:: Records for processing ::
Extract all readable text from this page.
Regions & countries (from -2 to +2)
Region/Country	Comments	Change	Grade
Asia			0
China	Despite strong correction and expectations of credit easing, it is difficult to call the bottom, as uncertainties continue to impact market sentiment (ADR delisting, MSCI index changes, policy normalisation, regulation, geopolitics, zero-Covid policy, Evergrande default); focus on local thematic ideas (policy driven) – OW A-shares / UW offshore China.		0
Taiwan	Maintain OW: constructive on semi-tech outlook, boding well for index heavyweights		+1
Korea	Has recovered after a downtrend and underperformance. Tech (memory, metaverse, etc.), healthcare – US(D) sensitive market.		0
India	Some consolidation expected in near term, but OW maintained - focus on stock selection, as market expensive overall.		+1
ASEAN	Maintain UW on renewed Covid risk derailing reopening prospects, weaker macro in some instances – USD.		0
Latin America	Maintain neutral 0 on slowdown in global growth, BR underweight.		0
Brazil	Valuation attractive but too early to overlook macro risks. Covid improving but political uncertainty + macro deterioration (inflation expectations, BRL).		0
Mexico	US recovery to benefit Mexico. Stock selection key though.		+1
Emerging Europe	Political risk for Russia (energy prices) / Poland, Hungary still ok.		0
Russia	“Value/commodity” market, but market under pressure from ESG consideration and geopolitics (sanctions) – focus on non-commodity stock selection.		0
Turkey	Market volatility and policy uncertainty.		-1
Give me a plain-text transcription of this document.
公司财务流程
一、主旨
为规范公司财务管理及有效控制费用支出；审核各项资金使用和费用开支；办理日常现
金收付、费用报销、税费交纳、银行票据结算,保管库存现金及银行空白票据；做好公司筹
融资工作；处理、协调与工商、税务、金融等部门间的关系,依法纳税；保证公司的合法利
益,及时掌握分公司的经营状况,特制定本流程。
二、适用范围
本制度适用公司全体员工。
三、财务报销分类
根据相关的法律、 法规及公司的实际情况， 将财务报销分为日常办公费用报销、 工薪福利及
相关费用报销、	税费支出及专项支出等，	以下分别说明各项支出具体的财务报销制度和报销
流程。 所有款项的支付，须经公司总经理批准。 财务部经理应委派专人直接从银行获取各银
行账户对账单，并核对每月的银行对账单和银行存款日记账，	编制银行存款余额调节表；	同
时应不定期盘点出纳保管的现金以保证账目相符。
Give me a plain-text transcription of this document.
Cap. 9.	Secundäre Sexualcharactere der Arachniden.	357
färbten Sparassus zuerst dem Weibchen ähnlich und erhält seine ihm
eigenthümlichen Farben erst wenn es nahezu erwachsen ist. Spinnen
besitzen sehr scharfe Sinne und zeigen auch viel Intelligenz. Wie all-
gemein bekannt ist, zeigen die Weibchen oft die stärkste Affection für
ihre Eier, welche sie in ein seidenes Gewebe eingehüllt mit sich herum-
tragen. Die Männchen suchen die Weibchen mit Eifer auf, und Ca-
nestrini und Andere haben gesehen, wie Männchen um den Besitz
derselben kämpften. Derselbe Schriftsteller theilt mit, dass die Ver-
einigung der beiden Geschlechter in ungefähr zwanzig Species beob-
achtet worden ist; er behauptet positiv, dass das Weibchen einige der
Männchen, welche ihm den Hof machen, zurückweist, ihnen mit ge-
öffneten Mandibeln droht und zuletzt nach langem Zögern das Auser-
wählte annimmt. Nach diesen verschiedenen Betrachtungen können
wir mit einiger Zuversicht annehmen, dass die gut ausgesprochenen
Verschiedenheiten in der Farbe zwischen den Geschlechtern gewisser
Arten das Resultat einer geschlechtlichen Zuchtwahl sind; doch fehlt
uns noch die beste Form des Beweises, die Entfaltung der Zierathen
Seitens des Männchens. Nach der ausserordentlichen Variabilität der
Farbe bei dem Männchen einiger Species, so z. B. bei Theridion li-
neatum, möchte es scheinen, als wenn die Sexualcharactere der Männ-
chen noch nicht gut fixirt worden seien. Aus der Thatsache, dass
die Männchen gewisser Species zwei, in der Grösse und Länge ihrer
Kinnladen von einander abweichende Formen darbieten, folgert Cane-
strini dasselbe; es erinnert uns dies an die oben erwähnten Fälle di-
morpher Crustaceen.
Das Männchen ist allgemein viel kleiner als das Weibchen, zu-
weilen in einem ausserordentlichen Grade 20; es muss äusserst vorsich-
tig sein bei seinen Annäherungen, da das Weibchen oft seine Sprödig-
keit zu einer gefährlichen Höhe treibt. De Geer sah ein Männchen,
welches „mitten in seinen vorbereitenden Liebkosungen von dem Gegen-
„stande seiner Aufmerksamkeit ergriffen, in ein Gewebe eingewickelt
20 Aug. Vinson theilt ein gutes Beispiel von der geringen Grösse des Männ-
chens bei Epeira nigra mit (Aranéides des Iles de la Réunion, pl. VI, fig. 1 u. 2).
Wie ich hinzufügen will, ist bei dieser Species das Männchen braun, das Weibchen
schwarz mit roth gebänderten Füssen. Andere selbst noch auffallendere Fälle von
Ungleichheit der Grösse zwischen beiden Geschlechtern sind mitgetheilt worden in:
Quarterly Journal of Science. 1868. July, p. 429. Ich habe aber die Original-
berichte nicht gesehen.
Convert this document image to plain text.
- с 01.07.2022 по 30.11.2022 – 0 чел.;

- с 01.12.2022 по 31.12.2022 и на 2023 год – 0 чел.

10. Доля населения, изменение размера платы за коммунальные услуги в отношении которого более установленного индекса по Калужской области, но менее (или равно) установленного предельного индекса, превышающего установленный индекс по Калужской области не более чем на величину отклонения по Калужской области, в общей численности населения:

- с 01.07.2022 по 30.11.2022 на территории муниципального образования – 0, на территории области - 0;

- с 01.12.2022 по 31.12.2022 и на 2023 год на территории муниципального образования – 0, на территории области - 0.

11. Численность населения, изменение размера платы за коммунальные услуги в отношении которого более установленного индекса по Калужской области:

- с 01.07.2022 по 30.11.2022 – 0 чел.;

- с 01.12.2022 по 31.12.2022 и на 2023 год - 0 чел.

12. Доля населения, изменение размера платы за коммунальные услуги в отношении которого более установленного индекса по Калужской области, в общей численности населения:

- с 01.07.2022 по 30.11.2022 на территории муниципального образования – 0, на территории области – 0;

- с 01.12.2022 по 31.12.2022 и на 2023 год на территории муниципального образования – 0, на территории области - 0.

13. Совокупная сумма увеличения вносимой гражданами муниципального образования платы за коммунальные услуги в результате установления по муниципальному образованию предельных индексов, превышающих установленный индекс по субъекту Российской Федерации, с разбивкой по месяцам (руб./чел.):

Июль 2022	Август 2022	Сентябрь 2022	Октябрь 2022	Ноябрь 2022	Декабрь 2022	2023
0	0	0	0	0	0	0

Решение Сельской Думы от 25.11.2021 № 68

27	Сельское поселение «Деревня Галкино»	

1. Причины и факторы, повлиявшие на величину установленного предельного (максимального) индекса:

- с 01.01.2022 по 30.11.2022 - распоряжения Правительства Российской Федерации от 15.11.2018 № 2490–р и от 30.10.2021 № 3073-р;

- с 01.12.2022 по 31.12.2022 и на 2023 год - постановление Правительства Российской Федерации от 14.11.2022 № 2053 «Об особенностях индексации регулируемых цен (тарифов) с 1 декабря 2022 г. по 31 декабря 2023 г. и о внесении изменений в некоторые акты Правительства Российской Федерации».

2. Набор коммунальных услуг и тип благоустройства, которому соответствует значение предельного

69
:::
To do:
Transcribe every line of the data, exactly as it stands.

Answer to the problem:
Extract all readable text from this page.
Regions & countries (from -2 to +2)
Region/Country	Comments	Change	Grade
Asia			0
China	Despite strong correction and expectations of credit easing, it is difficult to call the bottom, as uncertainties continue to impact market sentiment (ADR delisting, MSCI index changes, policy normalisation, regulation, geopolitics, zero-Covid policy, Evergrande default); focus on local thematic ideas (policy driven) – OW A-shares / UW offshore China.		0
Taiwan	Maintain OW: constructive on semi-tech outlook, boding well for index heavyweights		+1
Korea	Has recovered after a downtrend and underperformance. Tech (memory, metaverse, etc.), healthcare – US(D) sensitive market.		0
India	Some consolidation expected in near term, but OW maintained - focus on stock selection, as market expensive overall.		+1
ASEAN	Maintain UW on renewed Covid risk derailing reopening prospects, weaker macro in some instances – USD.		0
Latin America	Maintain neutral 0 on slowdown in global growth, BR underweight.		0
Brazil	Valuation attractive but too early to overlook macro risks. Covid improving but political uncertainty + macro deterioration (inflation expectations, BRL).		0
Mexico	US recovery to benefit Mexico. Stock selection key though.		+1
Emerging Europe	Political risk for Russia (energy prices) / Poland, Hungary still ok.		0
Russia	“Value/commodity” market, but market under pressure from ESG consideration and geopolitics (sanctions) – focus on non-commodity stock selection.		0
Turkey	Market volatility and policy uncertainty.		-1
Give me a plain-text transcription of this document.
公司财务流程
一、主旨
为规范公司财务管理及有效控制费用支出；审核各项资金使用和费用开支；办理日常现
金收付、费用报销、税费交纳、银行票据结算,保管库存现金及银行空白票据；做好公司筹
融资工作；处理、协调与工商、税务、金融等部门间的关系,依法纳税；保证公司的合法利
益,及时掌握分公司的经营状况,特制定本流程。
二、适用范围
本制度适用公司全体员工。
三、财务报销分类
根据相关的法律、 法规及公司的实际情况， 将财务报销分为日常办公费用报销、 工薪福利及
相关费用报销、	税费支出及专项支出等，	以下分别说明各项支出具体的财务报销制度和报销
流程。 所有款项的支付，须经公司总经理批准。 财务部经理应委派专人直接从银行获取各银
行账户对账单，并核对每月的银行对账单和银行存款日记账，	编制银行存款余额调节表；	同
时应不定期盘点出纳保管的现金以保证账目相符。
Give me a plain-text transcription of this document.
Cap. 9.	Secundäre Sexualcharactere der Arachniden.	357
färbten Sparassus zuerst dem Weibchen ähnlich und erhält seine ihm
eigenthümlichen Farben erst wenn es nahezu erwachsen ist. Spinnen
besitzen sehr scharfe Sinne und zeigen auch viel Intelligenz. Wie all-
gemein bekannt ist, zeigen die Weibchen oft die stärkste Affection für
ihre Eier, welche sie in ein seidenes Gewebe eingehüllt mit sich herum-
tragen. Die Männchen suchen die Weibchen mit Eifer auf, und Ca-
nestrini und Andere haben gesehen, wie Männchen um den Besitz
derselben kämpften. Derselbe Schriftsteller theilt mit, dass die Ver-
einigung der beiden Geschlechter in ungefähr zwanzig Species beob-
achtet worden ist; er behauptet positiv, dass das Weibchen einige der
Männchen, welche ihm den Hof machen, zurückweist, ihnen mit ge-
öffneten Mandibeln droht und zuletzt nach langem Zögern das Auser-
wählte annimmt. Nach diesen verschiedenen Betrachtungen können
wir mit einiger Zuversicht annehmen, dass die gut ausgesprochenen
Verschiedenheiten in der Farbe zwischen den Geschlechtern gewisser
Arten das Resultat einer geschlechtlichen Zuchtwahl sind; doch fehlt
uns noch die beste Form des Beweises, die Entfaltung der Zierathen
Seitens des Männchens. Nach der ausserordentlichen Variabilität der
Farbe bei dem Männchen einiger Species, so z. B. bei Theridion li-
neatum, möchte es scheinen, als wenn die Sexualcharactere der Männ-
chen noch nicht gut fixirt worden seien. Aus der Thatsache, dass
die Männchen gewisser Species zwei, in der Grösse und Länge ihrer
Kinnladen von einander abweichende Formen darbieten, folgert Cane-
strini dasselbe; es erinnert uns dies an die oben erwähnten Fälle di-
morpher Crustaceen.
Das Männchen ist allgemein viel kleiner als das Weibchen, zu-
weilen in einem ausserordentlichen Grade 20; es muss äusserst vorsich-
tig sein bei seinen Annäherungen, da das Weibchen oft seine Sprödig-
keit zu einer gefährlichen Höhe treibt. De Geer sah ein Männchen,
welches „mitten in seinen vorbereitenden Liebkosungen von dem Gegen-
„stande seiner Aufmerksamkeit ergriffen, in ein Gewebe eingewickelt
20 Aug. Vinson theilt ein gutes Beispiel von der geringen Grösse des Männ-
chens bei Epeira nigra mit (Aranéides des Iles de la Réunion, pl. VI, fig. 1 u. 2).
Wie ich hinzufügen will, ist bei dieser Species das Männchen braun, das Weibchen
schwarz mit roth gebänderten Füssen. Andere selbst noch auffallendere Fälle von
Ungleichheit der Grösse zwischen beiden Geschlechtern sind mitgetheilt worden in:
Quarterly Journal of Science. 1868. July, p. 429. Ich habe aber die Original-
berichte nicht gesehen.
Convert this document image to plain text.
- с 01.07.2022 по 30.11.2022 – 0 чел.;

- с 01.12.2022 по 31.12.2022 и на 2023 год – 0 чел.

10. Доля населения, изменение размера платы за коммунальные услуги в отношении которого более установленного индекса по Калужской области, но менее (или равно) установленного предельного индекса, превышающего установленный индекс по Калужской области не более чем на величину отклонения по Калужской области, в общей численности населения:

- с 01.07.2022 по 30.11.2022 на территории муниципального образования – 0, на территории области - 0;

- с 01.12.2022 по 31.12.2022 и на 2023 год на территории муниципального образования – 0, на территории области - 0.

11. Численность населения, изменение размера платы за коммунальные услуги в отношении которого более установленного индекса по Калужской области:

- с 01.07.2022 по 30.11.2022 – 0 чел.;

- с 01.12.2022 по 31.12.2022 и на 2023 год - 0 чел.

12. Доля населения, изменение размера платы за коммунальные услуги в отношении которого более установленного индекса по Калужской области, в общей численности населения:

- с 01.07.2022 по 30.11.2022 на территории муниципального образования – 0, на территории области – 0;

- с 01.12.2022 по 31.12.2022 и на 2023 год на территории муниципального образования – 0, на территории области - 0.

13. Совокупная сумма увеличения вносимой гражданами муниципального образования платы за коммунальные услуги в результате установления по муниципальному образованию предельных индексов, превышающих установленный индекс по субъекту Российской Федерации, с разбивкой по месяцам (руб./чел.):

Июль 2022	Август 2022	Сентябрь 2022	Октябрь 2022	Ноябрь 2022	Декабрь 2022	2023
0	0	0	0	0	0	0

Решение Сельской Думы от 25.11.2021 № 68

27	Сельское поселение «Деревня Галкино»	

1. Причины и факторы, повлиявшие на величину установленного предельного (максимального) индекса:

- с 01.01.2022 по 30.11.2022 - распоряжения Правительства Российской Федерации от 15.11.2018 № 2490–р и от 30.10.2021 № 3073-р;

- с 01.12.2022 по 31.12.2022 и на 2023 год - постановление Правительства Российской Федерации от 14.11.2022 № 2053 «Об особенностях индексации регулируемых цен (тарифов) с 1 декабря 2022 г. по 31 декабря 2023 г. и о внесении изменений в некоторые акты Правительства Российской Федерации».

2. Набор коммунальных услуг и тип благоустройства, которому соответствует значение предельного

69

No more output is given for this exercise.